— GOAL —
Copy out the listing that follows, exact in every word, and skip the images.

— PROVIDED ENTRIES —
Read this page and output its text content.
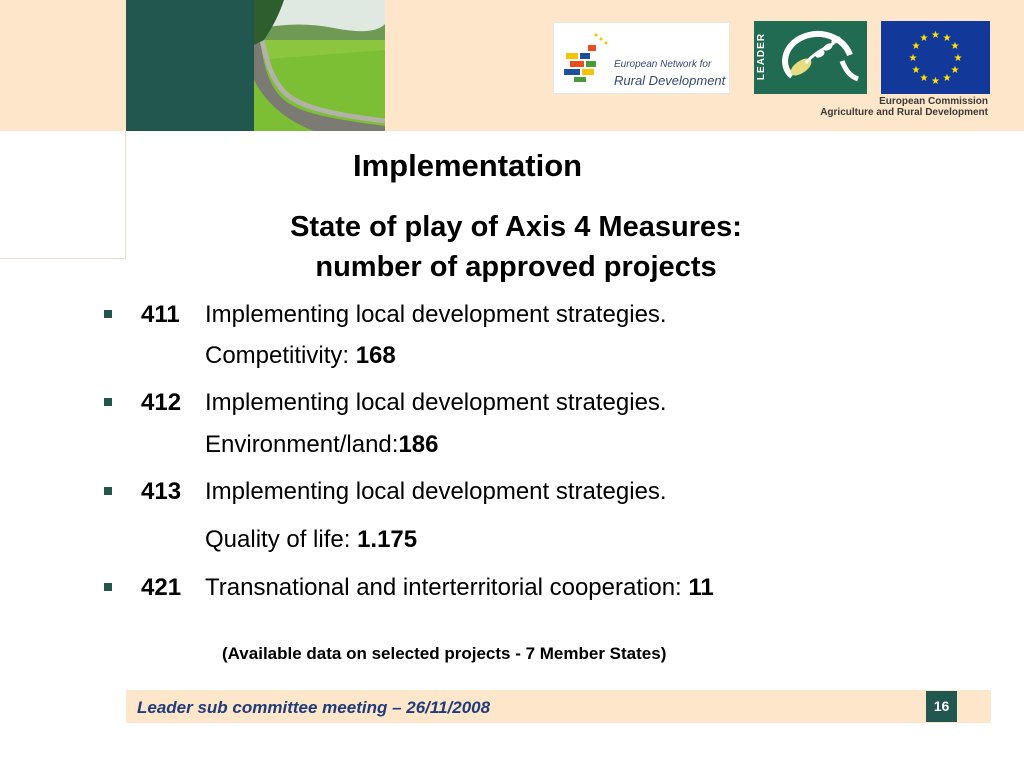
European Network for
Rural Development
LEADER	★ ★
★
★
★
★
★
★
★
★
★
★
European Commission
Agriculture and Rural Development
Implementation
State of play of Axis 4 Measures:
number of approved projects
411 Implementing local development strategies.
Competitivity: 168
412 Implementing local development strategies.
Environment/land:186
413 Implementing local development strategies.
Quality of life: 1.175
421 Transnational and interterritorial cooperation: 11
(Available data on selected projects - 7 Member States)
Leader sub committee meeting – 26/11/2008	16
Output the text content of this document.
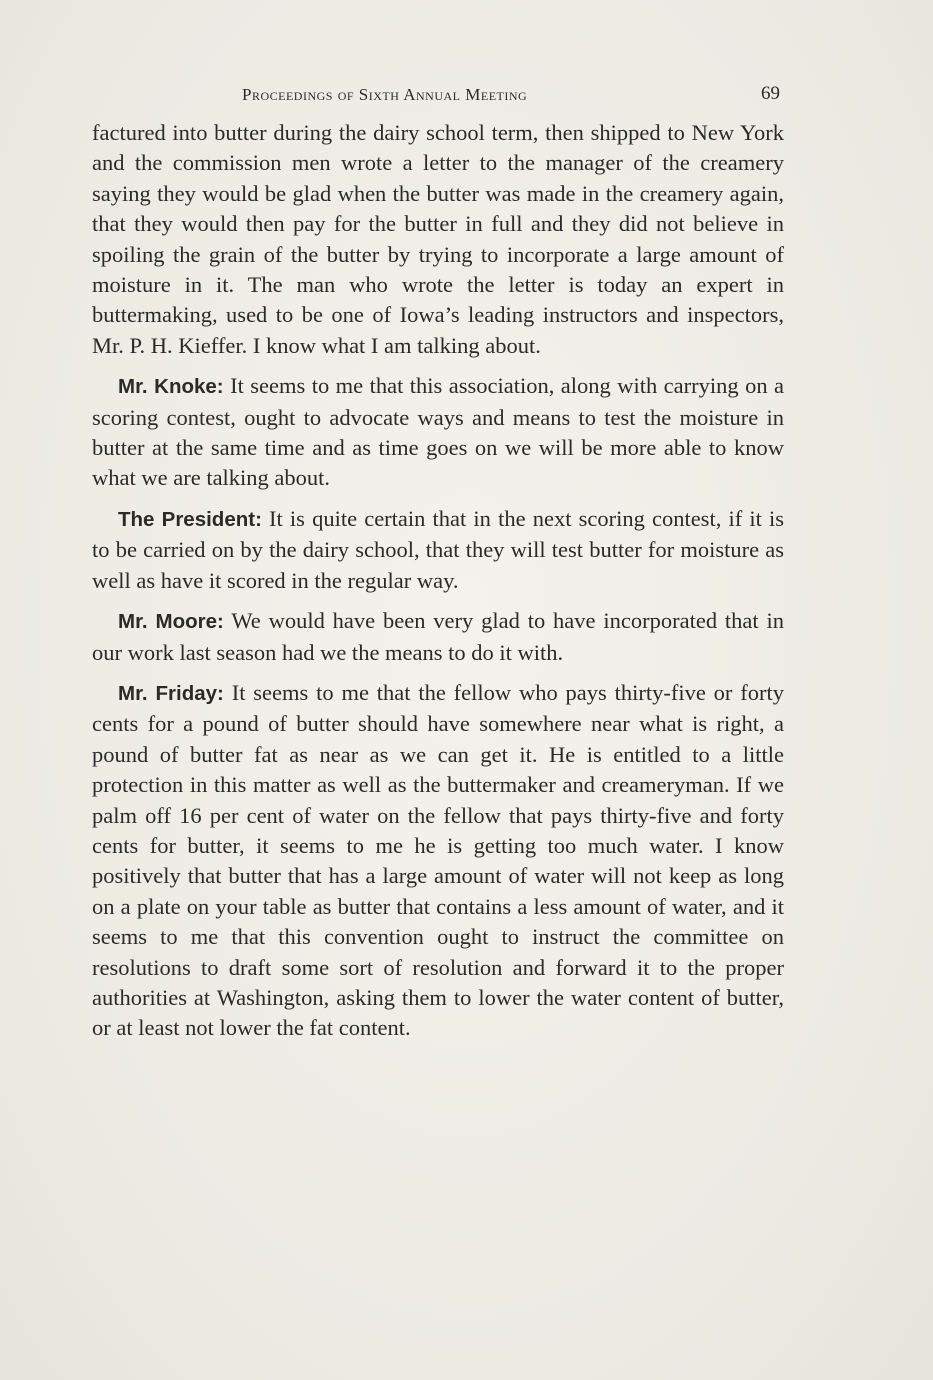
Proceedings of Sixth Annual Meeting	69

factured into butter during the dairy school term, then shipped to New York and the commission men wrote a letter to the manager of the creamery saying they would be glad when the butter was made in the creamery again, that they would then pay for the butter in full and they did not believe in spoiling the grain of the butter by trying to incorporate a large amount of moisture in it. The man who wrote the letter is today an expert in buttermaking, used to be one of Iowa’s leading instructors and inspectors, Mr. P. H. Kieffer. I know what I am talking about.

Mr. Knoke: It seems to me that this association, along with carrying on a scoring contest, ought to advocate ways and means to test the moisture in butter at the same time and as time goes on we will be more able to know what we are talking about.

The President: It is quite certain that in the next scoring contest, if it is to be carried on by the dairy school, that they will test butter for moisture as well as have it scored in the regular way.

Mr. Moore: We would have been very glad to have incorporated that in our work last season had we the means to do it with.

Mr. Friday: It seems to me that the fellow who pays thirty-five or forty cents for a pound of butter should have somewhere near what is right, a pound of butter fat as near as we can get it. He is entitled to a little protection in this matter as well as the buttermaker and creameryman. If we palm off 16 per cent of water on the fellow that pays thirty-five and forty cents for butter, it seems to me he is getting too much water. I know positively that butter that has a large amount of water will not keep as long on a plate on your table as butter that contains a less amount of water, and it seems to me that this convention ought to instruct the committee on resolutions to draft some sort of resolution and forward it to the proper authorities at Washington, asking them to lower the water content of butter, or at least not lower the fat content.
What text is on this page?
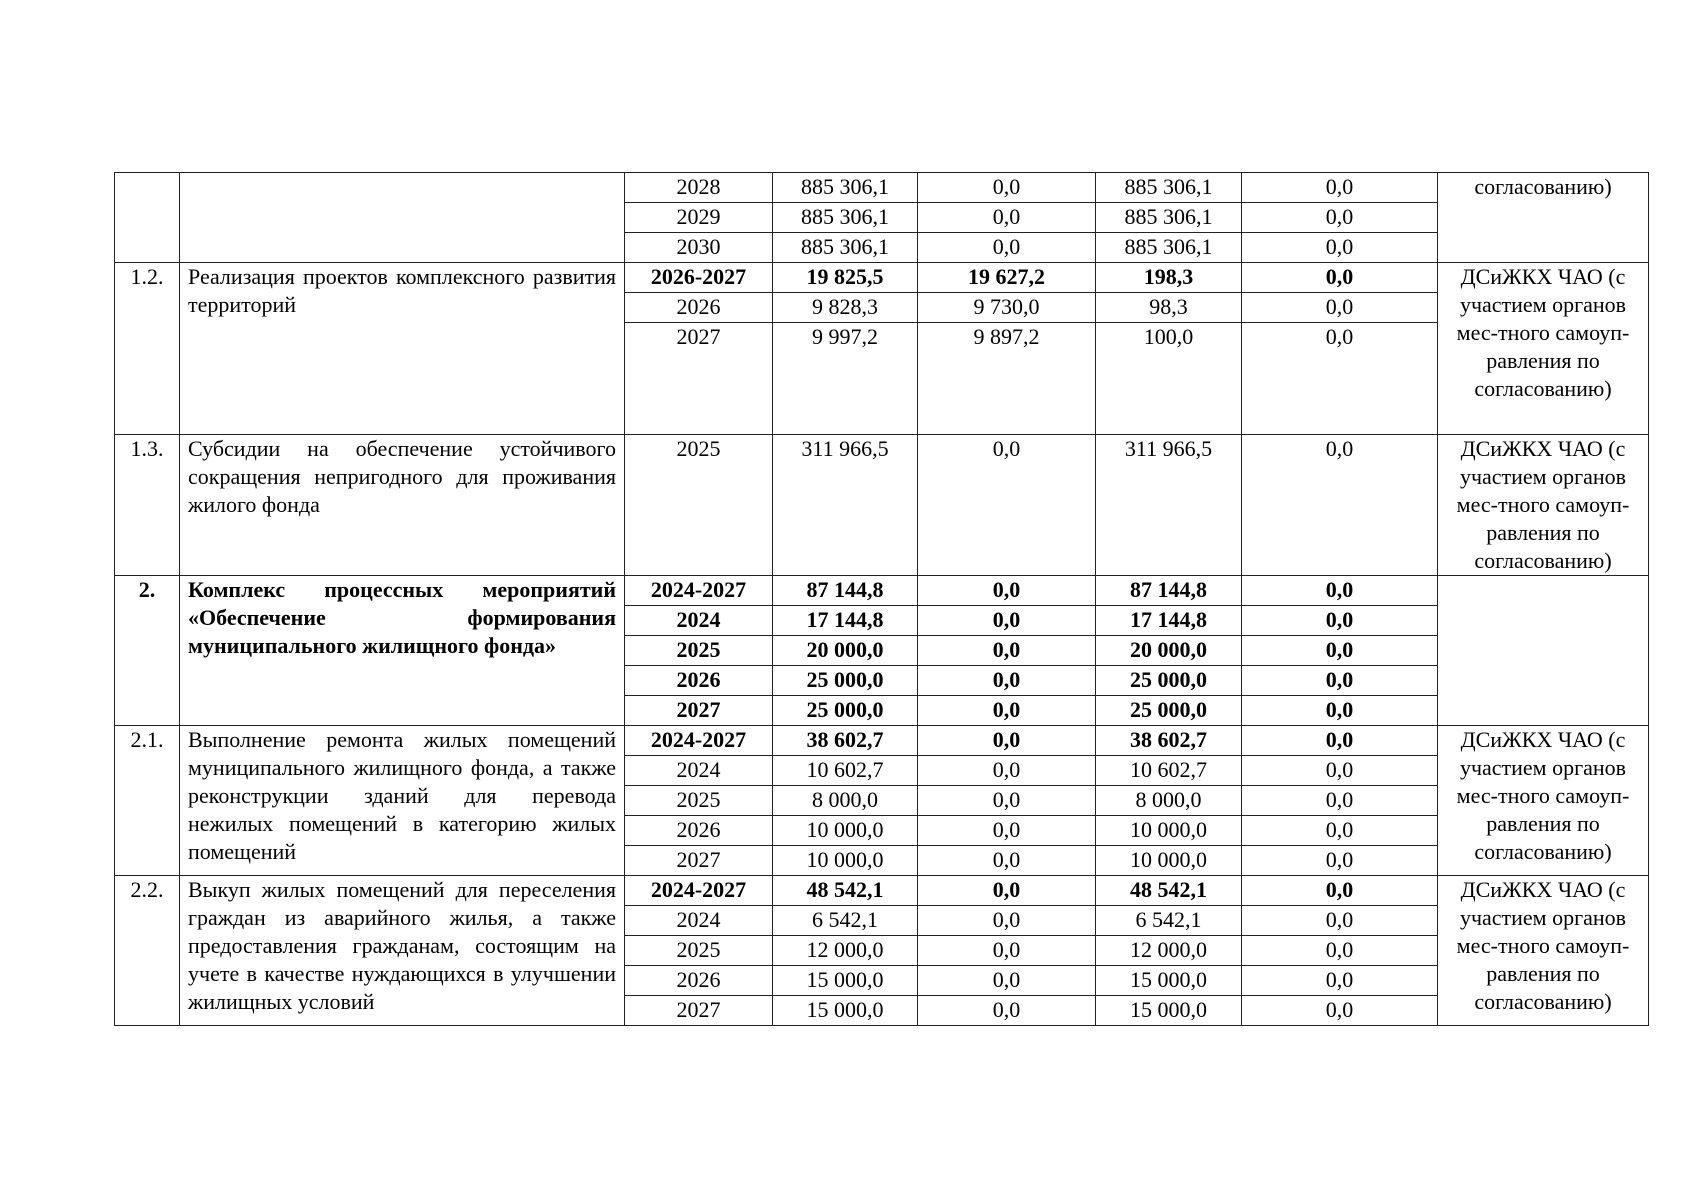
		2028	885 306,1	0,0	885 306,1	0,0	согласованию)
		2029	885 306,1	0,0	885 306,1	0,0	
		2030	885 306,1	0,0	885 306,1	0,0	
1.2.	Реализация проектов комплексного развития территорий	2026-2027	19 825,5	19 627,2	198,3	0,0	ДСиЖКХ ЧАО (с участием органов мес-тного самоуп-равления по согласованию)
		2026	9 828,3	9 730,0	98,3	0,0	
		2027	9 997,2	9 897,2	100,0	0,0	
1.3.	Субсидии на обеспечение устойчивого сокращения непригодного для проживания жилого фонда	2025	311 966,5	0,0	311 966,5	0,0	ДСиЖКХ ЧАО (с участием органов мес-тного самоуп-равления по согласованию)
2.	Комплекс процессных мероприятий «Обеспечение формирования муниципального жилищного фонда»	2024-2027	87 144,8	0,0	87 144,8	0,0	
		2024	17 144,8	0,0	17 144,8	0,0	
		2025	20 000,0	0,0	20 000,0	0,0	
		2026	25 000,0	0,0	25 000,0	0,0	
		2027	25 000,0	0,0	25 000,0	0,0	
2.1.	Выполнение ремонта жилых помещений муниципального жилищного фонда, а также реконструкции зданий для перевода нежилых помещений в категорию жилых помещений	2024-2027	38 602,7	0,0	38 602,7	0,0	ДСиЖКХ ЧАО (с участием органов мес-тного самоуп-равления по согласованию)
		2024	10 602,7	0,0	10 602,7	0,0	
		2025	8 000,0	0,0	8 000,0	0,0	
		2026	10 000,0	0,0	10 000,0	0,0	
		2027	10 000,0	0,0	10 000,0	0,0	
2.2.	Выкуп жилых помещений для переселения граждан из аварийного жилья, а также предоставления гражданам, состоящим на учете в качестве нуждающихся в улучшении жилищных условий	2024-2027	48 542,1	0,0	48 542,1	0,0	ДСиЖКХ ЧАО (с участием органов мес-тного самоуп-равления по согласованию)
		2024	6 542,1	0,0	6 542,1	0,0	
		2025	12 000,0	0,0	12 000,0	0,0	
		2026	15 000,0	0,0	15 000,0	0,0	
		2027	15 000,0	0,0	15 000,0	0,0	
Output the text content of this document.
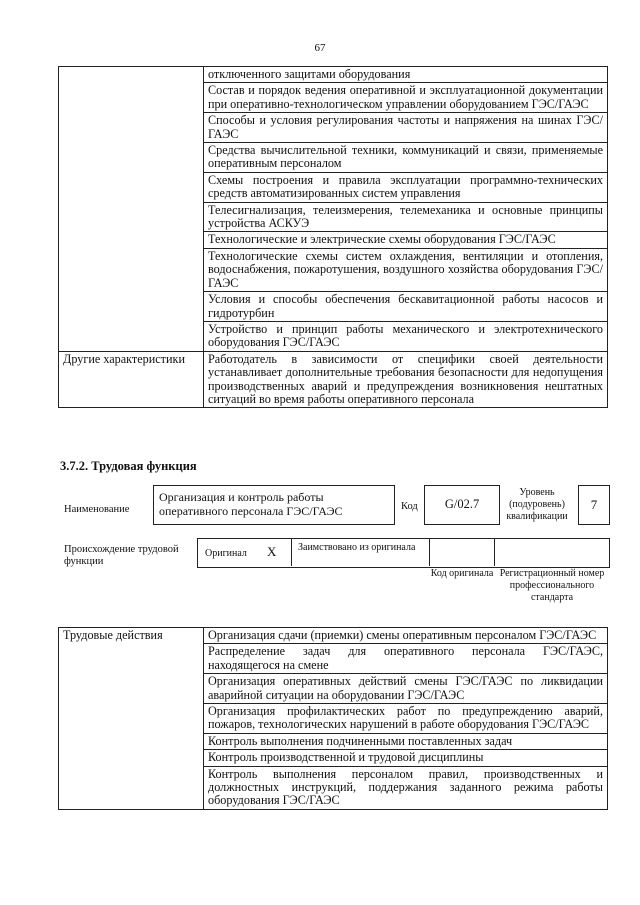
67
	отключенного защитами оборудования
	Состав и порядок ведения оперативной и эксплуатационной документации при оперативно-технологическом управлении оборудованием ГЭС/ГАЭС
	Способы и условия регулирования частоты и напряжения на шинах ГЭС/ГАЭС
	Средства вычислительной техники, коммуникаций и связи, применяемые оперативным персоналом
	Схемы построения и правила эксплуатации программно-технических средств автоматизированных систем управления
	Телесигнализация, телеизмерения, телемеханика и основные принципы устройства АСКУЭ
	Технологические и электрические схемы оборудования ГЭС/ГАЭС
	Технологические схемы систем охлаждения, вентиляции и отопления, водоснабжения, пожаротушения, воздушного хозяйства оборудования ГЭС/ГАЭС
	Условия и способы обеспечения бескавитационной работы насосов и гидротурбин
	Устройство и принцип работы механического и электротехнического оборудования ГЭС/ГАЭС
Другие характеристики	Работодатель в зависимости от специфики своей деятельности устанавливает дополнительные требования безопасности для недопущения производственных аварий и предупреждения возникновения нештатных ситуаций во время работы оперативного персонала
3.7.2. Трудовая функция
Наименование
Организация и контроль работы оперативного персонала ГЭС/ГАЭС	Код	G/02.7
Уровень (подуровень) квалификации
7
Происхождение трудовой функции
Оригинал X Заимствовано из оригинала
Код оригинала Регистрационный номер профессионального стандарта
Трудовые действия	Организация сдачи (приемки) смены оперативным персоналом ГЭС/ГАЭС
Распределение задач для оперативного персонала ГЭС/ГАЭС, находящегося на смене
Организация оперативных действий смены ГЭС/ГАЭС по ликвидации аварийной ситуации на оборудовании ГЭС/ГАЭС
Организация профилактических работ по предупреждению аварий, пожаров, технологических нарушений в работе оборудования ГЭС/ГАЭС
Контроль выполнения подчиненными поставленных задач
Контроль производственной и трудовой дисциплины
Контроль выполнения персоналом правил, производственных и должностных инструкций, поддержания заданного режима работы оборудования ГЭС/ГАЭС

— TASK OUTPUT —
Read this page and output its text content.
European Network for
Rural Development
LEADER	★ ★
★
★
★
★
★
★
★
★
★
★
European Commission
Agriculture and Rural Development
Implementation
State of play of Axis 4 Measures:
number of approved projects
411 Implementing local development strategies.
Competitivity: 168
412 Implementing local development strategies.
Environment/land:186
413 Implementing local development strategies.
Quality of life: 1.175
421 Transnational and interterritorial cooperation: 11
(Available data on selected projects - 7 Member States)
Leader sub committee meeting – 26/11/2008	16
Output the text content of this document.
Proceedings of Sixth Annual Meeting	69

factured into butter during the dairy school term, then shipped to New York and the commission men wrote a letter to the manager of the creamery saying they would be glad when the butter was made in the creamery again, that they would then pay for the butter in full and they did not believe in spoiling the grain of the butter by trying to incorporate a large amount of moisture in it. The man who wrote the letter is today an expert in buttermaking, used to be one of Iowa’s leading instructors and inspectors, Mr. P. H. Kieffer. I know what I am talking about.

Mr. Knoke: It seems to me that this association, along with carrying on a scoring contest, ought to advocate ways and means to test the moisture in butter at the same time and as time goes on we will be more able to know what we are talking about.

The President: It is quite certain that in the next scoring contest, if it is to be carried on by the dairy school, that they will test butter for moisture as well as have it scored in the regular way.

Mr. Moore: We would have been very glad to have incorporated that in our work last season had we the means to do it with.

Mr. Friday: It seems to me that the fellow who pays thirty-five or forty cents for a pound of butter should have somewhere near what is right, a pound of butter fat as near as we can get it. He is entitled to a little protection in this matter as well as the buttermaker and creameryman. If we palm off 16 per cent of water on the fellow that pays thirty-five and forty cents for butter, it seems to me he is getting too much water. I know positively that butter that has a large amount of water will not keep as long on a plate on your table as butter that contains a less amount of water, and it seems to me that this convention ought to instruct the committee on resolutions to draft some sort of resolution and forward it to the proper authorities at Washington, asking them to lower the water content of butter, or at least not lower the fat content.
What text is on this page?
		2028	885 306,1	0,0	885 306,1	0,0	согласованию)
		2029	885 306,1	0,0	885 306,1	0,0	
		2030	885 306,1	0,0	885 306,1	0,0	
1.2.	Реализация проектов комплексного развития территорий	2026-2027	19 825,5	19 627,2	198,3	0,0	ДСиЖКХ ЧАО (с участием органов мес-тного самоуп-равления по согласованию)
		2026	9 828,3	9 730,0	98,3	0,0	
		2027	9 997,2	9 897,2	100,0	0,0	
1.3.	Субсидии на обеспечение устойчивого сокращения непригодного для проживания жилого фонда	2025	311 966,5	0,0	311 966,5	0,0	ДСиЖКХ ЧАО (с участием органов мес-тного самоуп-равления по согласованию)
2.	Комплекс процессных мероприятий «Обеспечение формирования муниципального жилищного фонда»	2024-2027	87 144,8	0,0	87 144,8	0,0	
		2024	17 144,8	0,0	17 144,8	0,0	
		2025	20 000,0	0,0	20 000,0	0,0	
		2026	25 000,0	0,0	25 000,0	0,0	
		2027	25 000,0	0,0	25 000,0	0,0	
2.1.	Выполнение ремонта жилых помещений муниципального жилищного фонда, а также реконструкции зданий для перевода нежилых помещений в категорию жилых помещений	2024-2027	38 602,7	0,0	38 602,7	0,0	ДСиЖКХ ЧАО (с участием органов мес-тного самоуп-равления по согласованию)
		2024	10 602,7	0,0	10 602,7	0,0	
		2025	8 000,0	0,0	8 000,0	0,0	
		2026	10 000,0	0,0	10 000,0	0,0	
		2027	10 000,0	0,0	10 000,0	0,0	
2.2.	Выкуп жилых помещений для переселения граждан из аварийного жилья, а также предоставления гражданам, состоящим на учете в качестве нуждающихся в улучшении жилищных условий	2024-2027	48 542,1	0,0	48 542,1	0,0	ДСиЖКХ ЧАО (с участием органов мес-тного самоуп-равления по согласованию)
		2024	6 542,1	0,0	6 542,1	0,0	
		2025	12 000,0	0,0	12 000,0	0,0	
		2026	15 000,0	0,0	15 000,0	0,0	
		2027	15 000,0	0,0	15 000,0	0,0	
Output the text content of this document.
67
	отключенного защитами оборудования
	Состав и порядок ведения оперативной и эксплуатационной документации при оперативно-технологическом управлении оборудованием ГЭС/ГАЭС
	Способы и условия регулирования частоты и напряжения на шинах ГЭС/ГАЭС
	Средства вычислительной техники, коммуникаций и связи, применяемые оперативным персоналом
	Схемы построения и правила эксплуатации программно-технических средств автоматизированных систем управления
	Телесигнализация, телеизмерения, телемеханика и основные принципы устройства АСКУЭ
	Технологические и электрические схемы оборудования ГЭС/ГАЭС
	Технологические схемы систем охлаждения, вентиляции и отопления, водоснабжения, пожаротушения, воздушного хозяйства оборудования ГЭС/ГАЭС
	Условия и способы обеспечения бескавитационной работы насосов и гидротурбин
	Устройство и принцип работы механического и электротехнического оборудования ГЭС/ГАЭС
Другие характеристики	Работодатель в зависимости от специфики своей деятельности устанавливает дополнительные требования безопасности для недопущения производственных аварий и предупреждения возникновения нештатных ситуаций во время работы оперативного персонала
3.7.2. Трудовая функция
Наименование
Организация и контроль работы оперативного персонала ГЭС/ГАЭС	Код	G/02.7
Уровень (подуровень) квалификации
7
Происхождение трудовой функции
Оригинал X Заимствовано из оригинала
Код оригинала Регистрационный номер профессионального стандарта
Трудовые действия	Организация сдачи (приемки) смены оперативным персоналом ГЭС/ГАЭС
Распределение задач для оперативного персонала ГЭС/ГАЭС, находящегося на смене
Организация оперативных действий смены ГЭС/ГАЭС по ликвидации аварийной ситуации на оборудовании ГЭС/ГАЭС
Организация профилактических работ по предупреждению аварий, пожаров, технологических нарушений в работе оборудования ГЭС/ГАЭС
Контроль выполнения подчиненными поставленных задач
Контроль производственной и трудовой дисциплины
Контроль выполнения персоналом правил, производственных и должностных инструкций, поддержания заданного режима работы оборудования ГЭС/ГАЭС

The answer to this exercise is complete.